▶ [Exercise requirements] Don't copy the pictures; return every other part of the records exactly.

•••

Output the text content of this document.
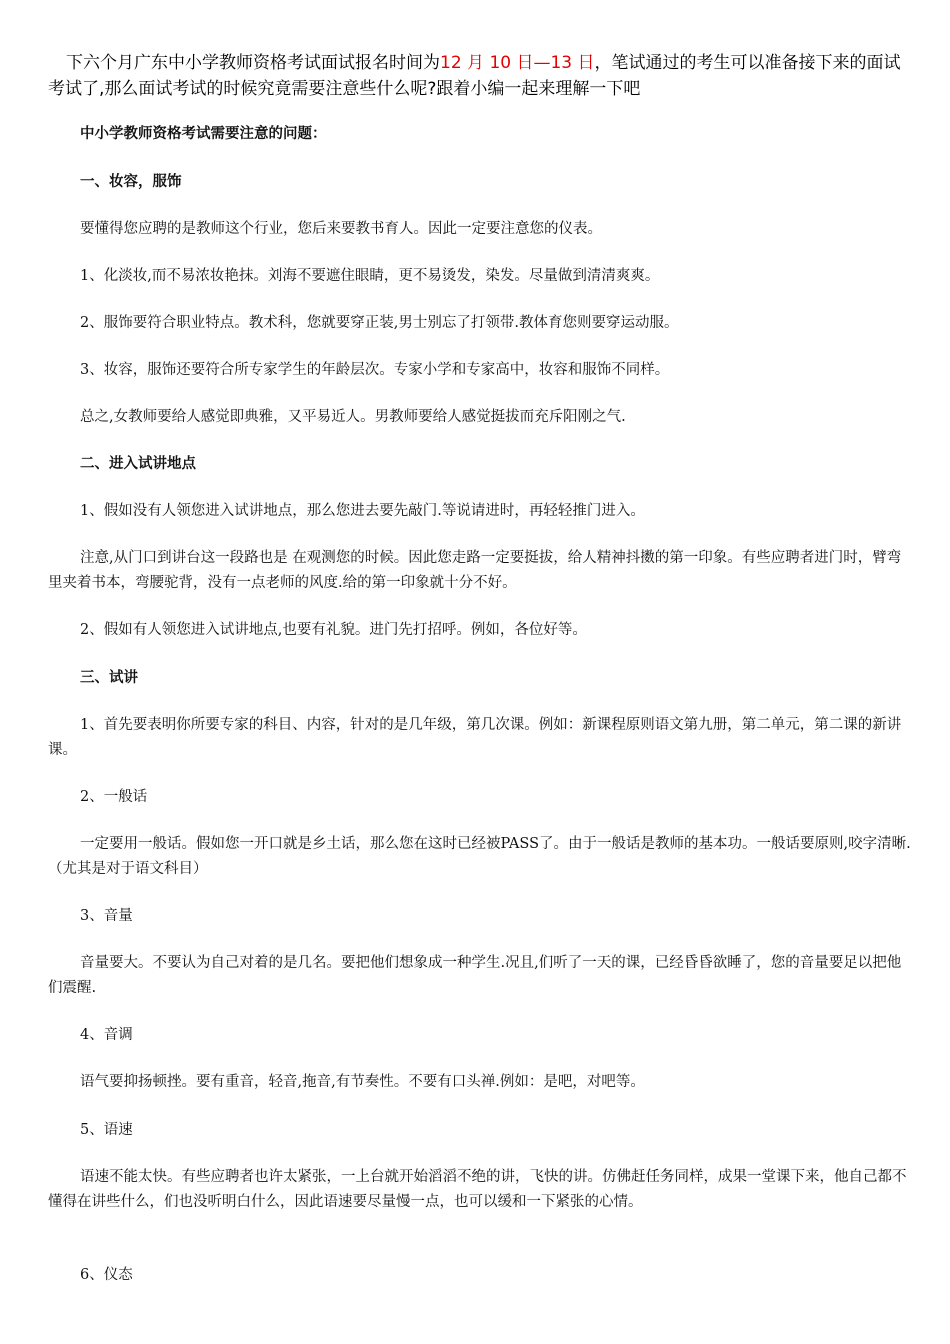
下六个月广东中小学教师资格考试面试报名时间为12 月 10 日—13 日，笔试通过的考生可以准备接下来的面试考试了,那么面试考试的时候究竟需要注意些什么呢?跟着小编一起来理解一下吧

中小学教师资格考试需要注意的问题：

一、妆容，服饰

要懂得您应聘的是教师这个行业，您后来要教书育人。因此一定要注意您的仪表。

1、化淡妆,而不易浓妆艳抹。刘海不要遮住眼睛，更不易烫发，染发。尽量做到清清爽爽。

2、服饰要符合职业特点。教术科，您就要穿正装,男士别忘了打领带.教体育您则要穿运动服。

3、妆容，服饰还要符合所专家学生的年龄层次。专家小学和专家高中，妆容和服饰不同样。

总之,女教师要给人感觉即典雅，又平易近人。男教师要给人感觉挺拔而充斥阳刚之气.

二、进入试讲地点

1、假如没有人领您进入试讲地点，那么您进去要先敲门.等说请进时，再轻轻推门进入。

注意,从门口到讲台这一段路也是 在观测您的时候。因此您走路一定要挺拔，给人精神抖擞的第一印象。有些应聘者进门时，臂弯里夹着书本，弯腰驼背，没有一点老师的风度.给的第一印象就十分不好。

2、假如有人领您进入试讲地点,也要有礼貌。进门先打招呼。例如，各位好等。

三、试讲

1、首先要表明你所要专家的科目、内容，针对的是几年级，第几次课。例如：新课程原则语文第九册，第二单元，第二课的新讲课。

2、一般话

一定要用一般话。假如您一开口就是乡土话，那么您在这时已经被PASS了。由于一般话是教师的基本功。一般话要原则,咬字清晰.（尤其是对于语文科目）

3、音量

音量要大。不要认为自己对着的是几名。要把他们想象成一种学生.况且,们听了一天的课，已经昏昏欲睡了，您的音量要足以把他们震醒.

4、音调

语气要抑扬顿挫。要有重音，轻音,拖音,有节奏性。不要有口头禅.例如：是吧，对吧等。

5、语速

语速不能太快。有些应聘者也许太紧张，一上台就开始滔滔不绝的讲，飞快的讲。仿佛赶任务同样，成果一堂课下来，他自己都不懂得在讲些什么，们也没听明白什么，因此语速要尽量慢一点，也可以缓和一下紧张的心情。

6、仪态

•••

▶ [Exercise solution]
Output the text content of this document.
下六个月广东中小学教师资格考试面试报名时间为12 月 10 日—13 日，笔试通过的考生可以准备接下来的面试考试了,那么面试考试的时候究竟需要注意些什么呢?跟着小编一起来理解一下吧

中小学教师资格考试需要注意的问题：

一、妆容，服饰

要懂得您应聘的是教师这个行业，您后来要教书育人。因此一定要注意您的仪表。

1、化淡妆,而不易浓妆艳抹。刘海不要遮住眼睛，更不易烫发，染发。尽量做到清清爽爽。

2、服饰要符合职业特点。教术科，您就要穿正装,男士别忘了打领带.教体育您则要穿运动服。

3、妆容，服饰还要符合所专家学生的年龄层次。专家小学和专家高中，妆容和服饰不同样。

总之,女教师要给人感觉即典雅，又平易近人。男教师要给人感觉挺拔而充斥阳刚之气.

二、进入试讲地点

1、假如没有人领您进入试讲地点，那么您进去要先敲门.等说请进时，再轻轻推门进入。

注意,从门口到讲台这一段路也是 在观测您的时候。因此您走路一定要挺拔，给人精神抖擞的第一印象。有些应聘者进门时，臂弯里夹着书本，弯腰驼背，没有一点老师的风度.给的第一印象就十分不好。

2、假如有人领您进入试讲地点,也要有礼貌。进门先打招呼。例如，各位好等。

三、试讲

1、首先要表明你所要专家的科目、内容，针对的是几年级，第几次课。例如：新课程原则语文第九册，第二单元，第二课的新讲课。

2、一般话

一定要用一般话。假如您一开口就是乡土话，那么您在这时已经被PASS了。由于一般话是教师的基本功。一般话要原则,咬字清晰.（尤其是对于语文科目）

3、音量

音量要大。不要认为自己对着的是几名。要把他们想象成一种学生.况且,们听了一天的课，已经昏昏欲睡了，您的音量要足以把他们震醒.

4、音调

语气要抑扬顿挫。要有重音，轻音,拖音,有节奏性。不要有口头禅.例如：是吧，对吧等。

5、语速

语速不能太快。有些应聘者也许太紧张，一上台就开始滔滔不绝的讲，飞快的讲。仿佛赶任务同样，成果一堂课下来，他自己都不懂得在讲些什么，们也没听明白什么，因此语速要尽量慢一点，也可以缓和一下紧张的心情。

6、仪态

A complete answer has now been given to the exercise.